__TASK INPUT__

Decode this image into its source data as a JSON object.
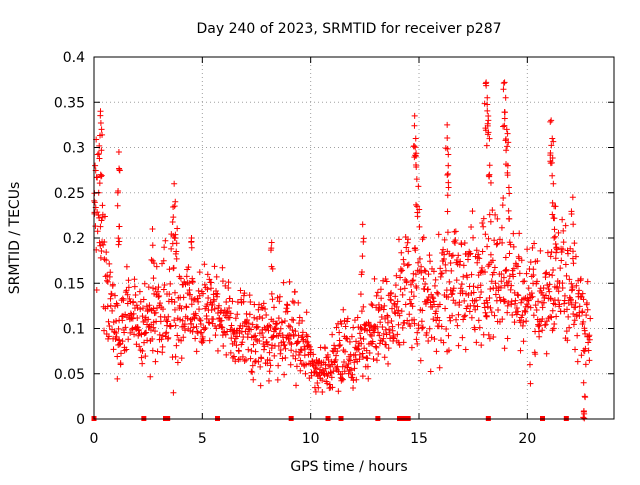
{
  "chart_data": {
    "type": "scatter",
    "title": "Day 240 of 2023, SRMTID for receiver p287",
    "xlabel": "GPS time / hours",
    "ylabel": "SRMTID / TECUs",
    "xlim": [
      0,
      24
    ],
    "ylim": [
      0,
      0.4
    ],
    "xticks": [
      0,
      5,
      10,
      15,
      20
    ],
    "xtick_labels": [
      "0",
      "5",
      "10",
      "15",
      "20"
    ],
    "yticks": [
      0,
      0.05,
      0.1,
      0.15,
      0.2,
      0.25,
      0.3,
      0.35,
      0.4
    ],
    "ytick_labels": [
      "0",
      "0.05",
      "0.1",
      "0.15",
      "0.2",
      "0.25",
      "0.3",
      "0.35",
      "0.4"
    ],
    "grid": true,
    "series_color": "#ff0000",
    "marker": "plus",
    "baseline_markers_x": [
      0.0,
      2.3,
      3.3,
      3.4,
      5.7,
      9.1,
      10.8,
      11.4,
      13.1,
      14.1,
      14.3,
      14.5,
      18.2,
      20.7,
      21.8
    ],
    "envelope": {
      "x": [
        0.0,
        0.3,
        0.6,
        1.0,
        1.5,
        2.0,
        2.5,
        3.0,
        3.5,
        4.0,
        4.5,
        5.0,
        5.5,
        6.0,
        6.5,
        7.0,
        7.5,
        8.0,
        8.5,
        9.0,
        9.5,
        10.0,
        10.5,
        11.0,
        11.5,
        12.0,
        12.5,
        13.0,
        13.5,
        14.0,
        14.5,
        15.0,
        15.5,
        16.0,
        16.5,
        17.0,
        17.5,
        18.0,
        18.5,
        19.0,
        19.5,
        20.0,
        20.5,
        21.0,
        21.5,
        22.0,
        22.5,
        22.9
      ],
      "mean": [
        0.22,
        0.24,
        0.15,
        0.1,
        0.12,
        0.11,
        0.1,
        0.11,
        0.13,
        0.13,
        0.12,
        0.12,
        0.13,
        0.11,
        0.1,
        0.09,
        0.09,
        0.09,
        0.1,
        0.1,
        0.09,
        0.06,
        0.05,
        0.06,
        0.08,
        0.07,
        0.09,
        0.1,
        0.11,
        0.12,
        0.15,
        0.14,
        0.13,
        0.14,
        0.16,
        0.15,
        0.15,
        0.14,
        0.15,
        0.16,
        0.13,
        0.14,
        0.12,
        0.13,
        0.16,
        0.15,
        0.12,
        0.11
      ],
      "spread": [
        0.05,
        0.06,
        0.04,
        0.03,
        0.03,
        0.03,
        0.03,
        0.04,
        0.05,
        0.04,
        0.03,
        0.03,
        0.03,
        0.03,
        0.03,
        0.03,
        0.03,
        0.03,
        0.03,
        0.03,
        0.03,
        0.02,
        0.02,
        0.02,
        0.03,
        0.03,
        0.03,
        0.03,
        0.03,
        0.03,
        0.05,
        0.04,
        0.04,
        0.04,
        0.05,
        0.04,
        0.04,
        0.04,
        0.05,
        0.05,
        0.04,
        0.04,
        0.04,
        0.04,
        0.05,
        0.04,
        0.04,
        0.03
      ]
    },
    "peaks": [
      {
        "x": 0.05,
        "y": 0.28
      },
      {
        "x": 0.3,
        "y": 0.34
      },
      {
        "x": 0.35,
        "y": 0.32
      },
      {
        "x": 1.15,
        "y": 0.295
      },
      {
        "x": 1.1,
        "y": 0.25
      },
      {
        "x": 2.7,
        "y": 0.21
      },
      {
        "x": 3.7,
        "y": 0.26
      },
      {
        "x": 3.75,
        "y": 0.24
      },
      {
        "x": 4.5,
        "y": 0.2
      },
      {
        "x": 8.2,
        "y": 0.195
      },
      {
        "x": 12.4,
        "y": 0.215
      },
      {
        "x": 14.8,
        "y": 0.335
      },
      {
        "x": 14.85,
        "y": 0.31
      },
      {
        "x": 14.9,
        "y": 0.265
      },
      {
        "x": 16.3,
        "y": 0.325
      },
      {
        "x": 16.35,
        "y": 0.28
      },
      {
        "x": 18.1,
        "y": 0.372
      },
      {
        "x": 18.15,
        "y": 0.355
      },
      {
        "x": 18.2,
        "y": 0.33
      },
      {
        "x": 18.25,
        "y": 0.27
      },
      {
        "x": 18.95,
        "y": 0.372
      },
      {
        "x": 19.0,
        "y": 0.355
      },
      {
        "x": 19.05,
        "y": 0.32
      },
      {
        "x": 19.1,
        "y": 0.28
      },
      {
        "x": 21.1,
        "y": 0.33
      },
      {
        "x": 21.15,
        "y": 0.31
      },
      {
        "x": 21.2,
        "y": 0.26
      },
      {
        "x": 21.3,
        "y": 0.235
      },
      {
        "x": 22.1,
        "y": 0.245
      },
      {
        "x": 22.6,
        "y": 0.04
      },
      {
        "x": 22.65,
        "y": 0.025
      }
    ],
    "n_points": 1500
  }
}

__TASK OBJECTIVE__
Transcribe the entries above verbatim, omitting their pictures.

__SOLUTION__
Decode this image into its source data as a JSON object.
{
  "chart_data": {
    "type": "scatter",
    "title": "Day 240 of 2023, SRMTID for receiver p287",
    "xlabel": "GPS time / hours",
    "ylabel": "SRMTID / TECUs",
    "xlim": [
      0,
      24
    ],
    "ylim": [
      0,
      0.4
    ],
    "xticks": [
      0,
      5,
      10,
      15,
      20
    ],
    "xtick_labels": [
      "0",
      "5",
      "10",
      "15",
      "20"
    ],
    "yticks": [
      0,
      0.05,
      0.1,
      0.15,
      0.2,
      0.25,
      0.3,
      0.35,
      0.4
    ],
    "ytick_labels": [
      "0",
      "0.05",
      "0.1",
      "0.15",
      "0.2",
      "0.25",
      "0.3",
      "0.35",
      "0.4"
    ],
    "grid": true,
    "series_color": "#ff0000",
    "marker": "plus",
    "baseline_markers_x": [
      0.0,
      2.3,
      3.3,
      3.4,
      5.7,
      9.1,
      10.8,
      11.4,
      13.1,
      14.1,
      14.3,
      14.5,
      18.2,
      20.7,
      21.8
    ],
    "envelope": {
      "x": [
        0.0,
        0.3,
        0.6,
        1.0,
        1.5,
        2.0,
        2.5,
        3.0,
        3.5,
        4.0,
        4.5,
        5.0,
        5.5,
        6.0,
        6.5,
        7.0,
        7.5,
        8.0,
        8.5,
        9.0,
        9.5,
        10.0,
        10.5,
        11.0,
        11.5,
        12.0,
        12.5,
        13.0,
        13.5,
        14.0,
        14.5,
        15.0,
        15.5,
        16.0,
        16.5,
        17.0,
        17.5,
        18.0,
        18.5,
        19.0,
        19.5,
        20.0,
        20.5,
        21.0,
        21.5,
        22.0,
        22.5,
        22.9
      ],
      "mean": [
        0.22,
        0.24,
        0.15,
        0.1,
        0.12,
        0.11,
        0.1,
        0.11,
        0.13,
        0.13,
        0.12,
        0.12,
        0.13,
        0.11,
        0.1,
        0.09,
        0.09,
        0.09,
        0.1,
        0.1,
        0.09,
        0.06,
        0.05,
        0.06,
        0.08,
        0.07,
        0.09,
        0.1,
        0.11,
        0.12,
        0.15,
        0.14,
        0.13,
        0.14,
        0.16,
        0.15,
        0.15,
        0.14,
        0.15,
        0.16,
        0.13,
        0.14,
        0.12,
        0.13,
        0.16,
        0.15,
        0.12,
        0.11
      ],
      "spread": [
        0.05,
        0.06,
        0.04,
        0.03,
        0.03,
        0.03,
        0.03,
        0.04,
        0.05,
        0.04,
        0.03,
        0.03,
        0.03,
        0.03,
        0.03,
        0.03,
        0.03,
        0.03,
        0.03,
        0.03,
        0.03,
        0.02,
        0.02,
        0.02,
        0.03,
        0.03,
        0.03,
        0.03,
        0.03,
        0.03,
        0.05,
        0.04,
        0.04,
        0.04,
        0.05,
        0.04,
        0.04,
        0.04,
        0.05,
        0.05,
        0.04,
        0.04,
        0.04,
        0.04,
        0.05,
        0.04,
        0.04,
        0.03
      ]
    },
    "peaks": [
      {
        "x": 0.05,
        "y": 0.28
      },
      {
        "x": 0.3,
        "y": 0.34
      },
      {
        "x": 0.35,
        "y": 0.32
      },
      {
        "x": 1.15,
        "y": 0.295
      },
      {
        "x": 1.1,
        "y": 0.25
      },
      {
        "x": 2.7,
        "y": 0.21
      },
      {
        "x": 3.7,
        "y": 0.26
      },
      {
        "x": 3.75,
        "y": 0.24
      },
      {
        "x": 4.5,
        "y": 0.2
      },
      {
        "x": 8.2,
        "y": 0.195
      },
      {
        "x": 12.4,
        "y": 0.215
      },
      {
        "x": 14.8,
        "y": 0.335
      },
      {
        "x": 14.85,
        "y": 0.31
      },
      {
        "x": 14.9,
        "y": 0.265
      },
      {
        "x": 16.3,
        "y": 0.325
      },
      {
        "x": 16.35,
        "y": 0.28
      },
      {
        "x": 18.1,
        "y": 0.372
      },
      {
        "x": 18.15,
        "y": 0.355
      },
      {
        "x": 18.2,
        "y": 0.33
      },
      {
        "x": 18.25,
        "y": 0.27
      },
      {
        "x": 18.95,
        "y": 0.372
      },
      {
        "x": 19.0,
        "y": 0.355
      },
      {
        "x": 19.05,
        "y": 0.32
      },
      {
        "x": 19.1,
        "y": 0.28
      },
      {
        "x": 21.1,
        "y": 0.33
      },
      {
        "x": 21.15,
        "y": 0.31
      },
      {
        "x": 21.2,
        "y": 0.26
      },
      {
        "x": 21.3,
        "y": 0.235
      },
      {
        "x": 22.1,
        "y": 0.245
      },
      {
        "x": 22.6,
        "y": 0.04
      },
      {
        "x": 22.65,
        "y": 0.025
      }
    ],
    "n_points": 1500
  }
}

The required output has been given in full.